_TASK GOAL_. Locate each line containing the string "name" and copy it out.

* begin SUPPLIED RECORDS *

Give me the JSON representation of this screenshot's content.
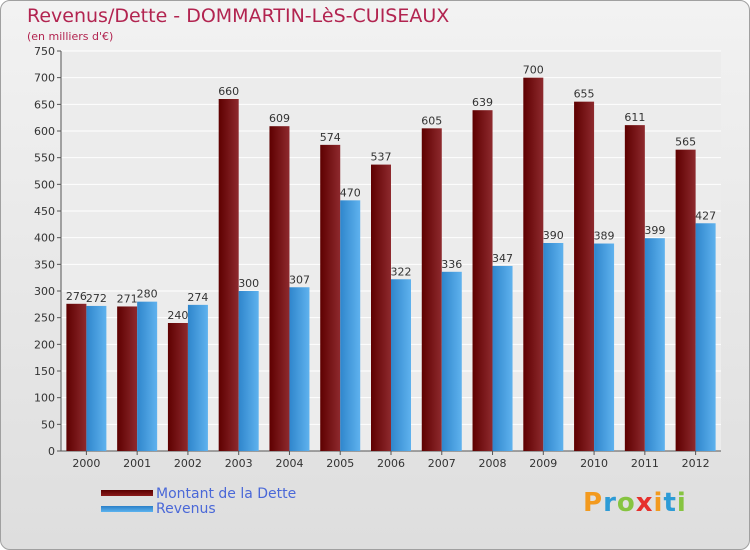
{
  "header": {
    "title": "Revenus/Dette - DOMMARTIN-LèS-CUISEAUX",
    "subtitle": "(en milliers d'€)"
  },
  "chart_data": {
    "type": "bar",
    "categories": [
      "2000",
      "2001",
      "2002",
      "2003",
      "2004",
      "2005",
      "2006",
      "2007",
      "2008",
      "2009",
      "2010",
      "2011",
      "2012"
    ],
    "series": [
      {
        "name": "Montant de la Dette",
        "values": [
          276,
          271,
          240,
          660,
          609,
          574,
          537,
          605,
          639,
          700,
          655,
          611,
          565
        ],
        "color": "#8b1a1a"
      },
      {
        "name": "Revenus",
        "values": [
          272,
          280,
          274,
          300,
          307,
          470,
          322,
          336,
          347,
          390,
          389,
          399,
          427
        ],
        "color": "#4aa3e6"
      }
    ],
    "ylim": [
      0,
      750
    ],
    "yticks": [
      0,
      50,
      100,
      150,
      200,
      250,
      300,
      350,
      400,
      450,
      500,
      550,
      600,
      650,
      700,
      750
    ],
    "grid": true,
    "legend": "bottom-left"
  },
  "legend": {
    "debt_label": "Montant de la Dette",
    "revenue_label": "Revenus"
  },
  "logo": {
    "letters": [
      "P",
      "r",
      "o",
      "x",
      "i",
      "t",
      "i"
    ],
    "colors": [
      "#f39a1e",
      "#2d9bd6",
      "#86c440",
      "#e6302c",
      "#f39a1e",
      "#2d9bd6",
      "#86c440"
    ]
  }
}
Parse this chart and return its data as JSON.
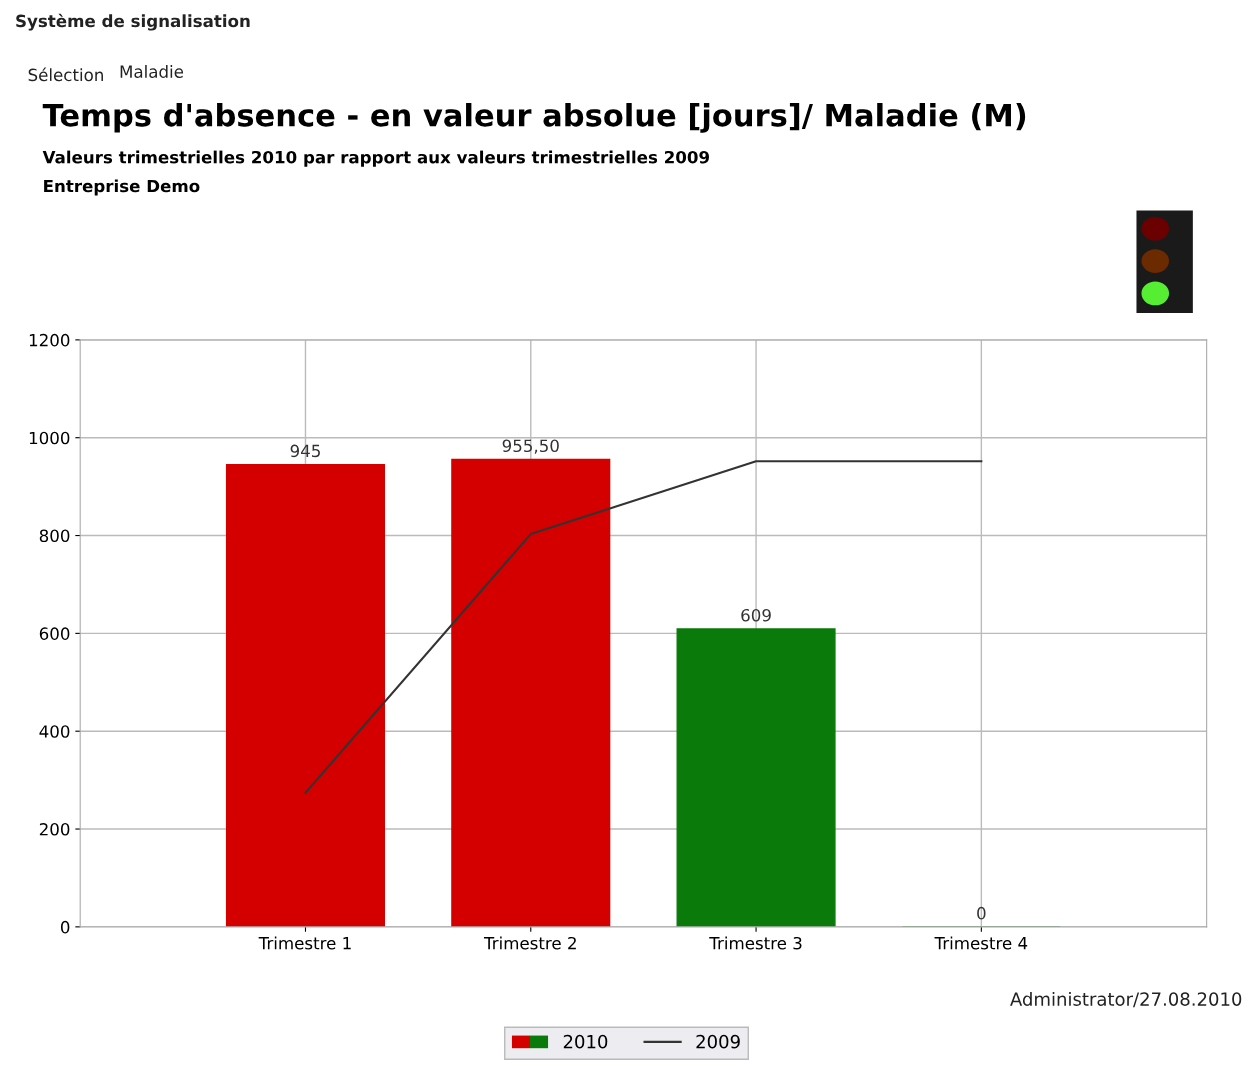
{
  "chart_data": {
    "type": "bar",
    "title": "Temps d'absence - en valeur absolue [jours]/ Maladie (M)",
    "subtitle": "Valeurs trimestrielles 2010 par rapport aux valeurs trimestrielles 2009\nEntreprise Demo",
    "categories": [
      "Trimestre 1",
      "Trimestre 2",
      "Trimestre 3",
      "Trimestre 4"
    ],
    "series": [
      {
        "name": "2010",
        "colors": [
          "#d40000",
          "#d40000",
          "#0a7a0a",
          "#0a7a0a"
        ],
        "values": [
          945,
          955.5,
          609,
          0
        ],
        "value_labels": [
          "945",
          "955,50",
          "609",
          "0"
        ]
      },
      {
        "name": "2009",
        "type": "line",
        "color": "#333333",
        "values": [
          274,
          803,
          952,
          952
        ]
      }
    ],
    "ylim": [
      0,
      1200
    ],
    "yticks": [
      0,
      200,
      400,
      600,
      800,
      1000,
      1200
    ],
    "grid": true,
    "legend": "bottom",
    "annotations": [
      "Système de signalisation",
      "Sélection",
      "Maladie",
      "Administrator/27.08.2010"
    ]
  }
}
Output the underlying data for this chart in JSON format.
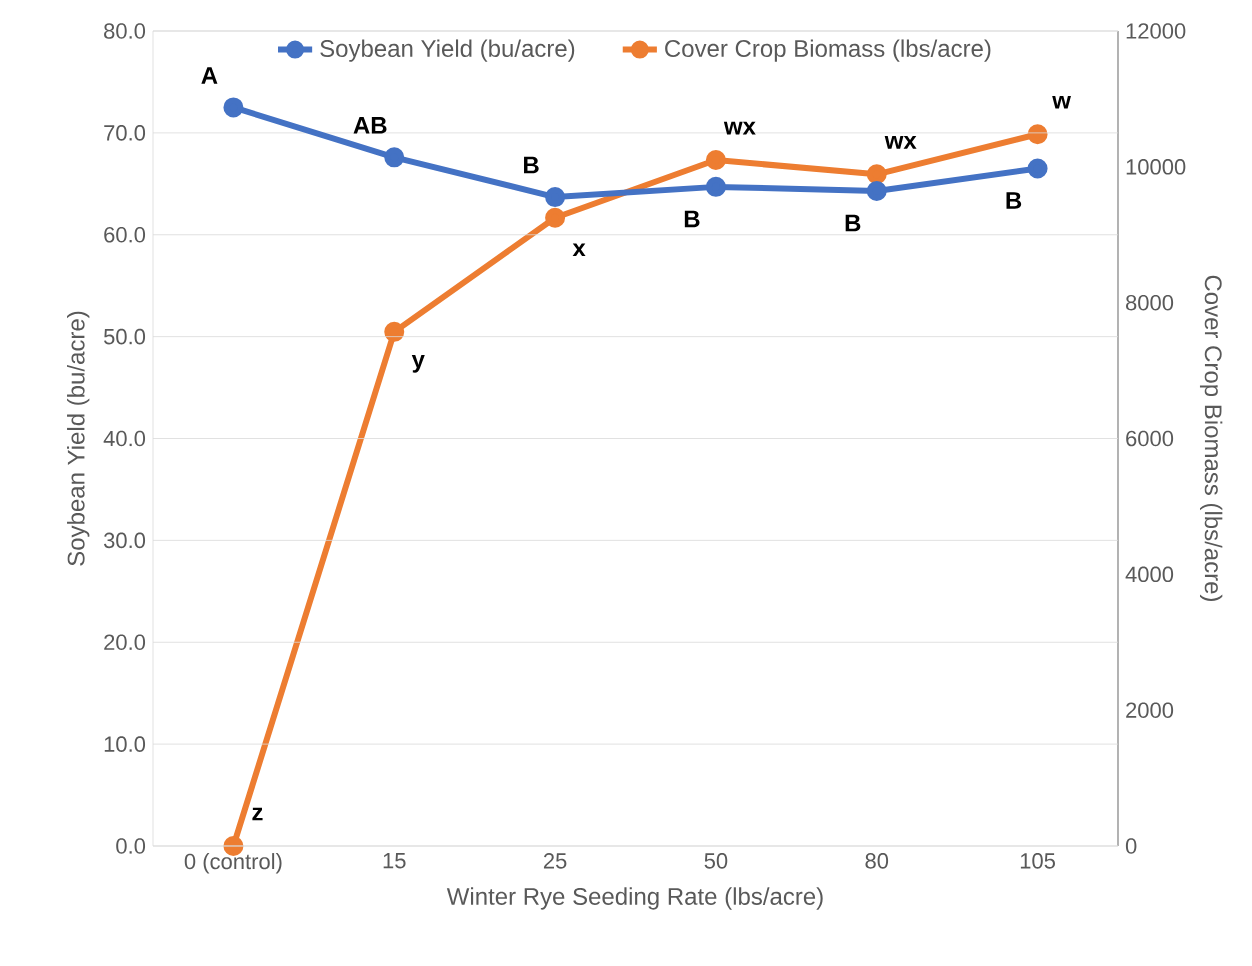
{
  "chart_data": {
    "type": "line",
    "xlabel": "Winter Rye Seeding Rate (lbs/acre)",
    "ylabel": "Soybean Yield (bu/acre)",
    "y2label": "Cover Crop Biomass (lbs/acre)",
    "categories": [
      "0 (control)",
      "15",
      "25",
      "50",
      "80",
      "105"
    ],
    "series": [
      {
        "name": "Soybean Yield (bu/acre)",
        "color": "#4472c4",
        "values": [
          72.5,
          67.6,
          63.7,
          64.7,
          64.3,
          66.5
        ]
      },
      {
        "name": "Cover Crop Biomass (lbs/acre)",
        "color": "#ed7d31",
        "axis": "y2",
        "values": [
          0,
          7570,
          9250,
          10100,
          9890,
          10480
        ]
      }
    ],
    "ylim": [
      0,
      80
    ],
    "yticks": [
      {
        "value": 0,
        "label": "0.0"
      },
      {
        "value": 10,
        "label": "10.0"
      },
      {
        "value": 20,
        "label": "20.0"
      },
      {
        "value": 30,
        "label": "30.0"
      },
      {
        "value": 40,
        "label": "40.0"
      },
      {
        "value": 50,
        "label": "50.0"
      },
      {
        "value": 60,
        "label": "60.0"
      },
      {
        "value": 70,
        "label": "70.0"
      },
      {
        "value": 80,
        "label": "80.0"
      }
    ],
    "y2lim": [
      0,
      12000
    ],
    "y2ticks": [
      0,
      2000,
      4000,
      6000,
      8000,
      10000,
      12000
    ],
    "grid": "y",
    "legend": "top",
    "marker": "circle",
    "line_style": "solid",
    "annotations": [
      "A",
      "AB",
      "B",
      "B",
      "B",
      "B",
      "z",
      "y",
      "x",
      "wx",
      "wx",
      "w"
    ]
  }
}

* end SUPPLIED RECORDS *

_THE RESPONSE_.
        "name": "Montant de la Dette",
        "name": "Revenus",
        "name": "2010",
        "name": "2009",
        "name": "Soybean Yield (bu/acre)",
        "name": "Cover Crop Biomass (lbs/acre)",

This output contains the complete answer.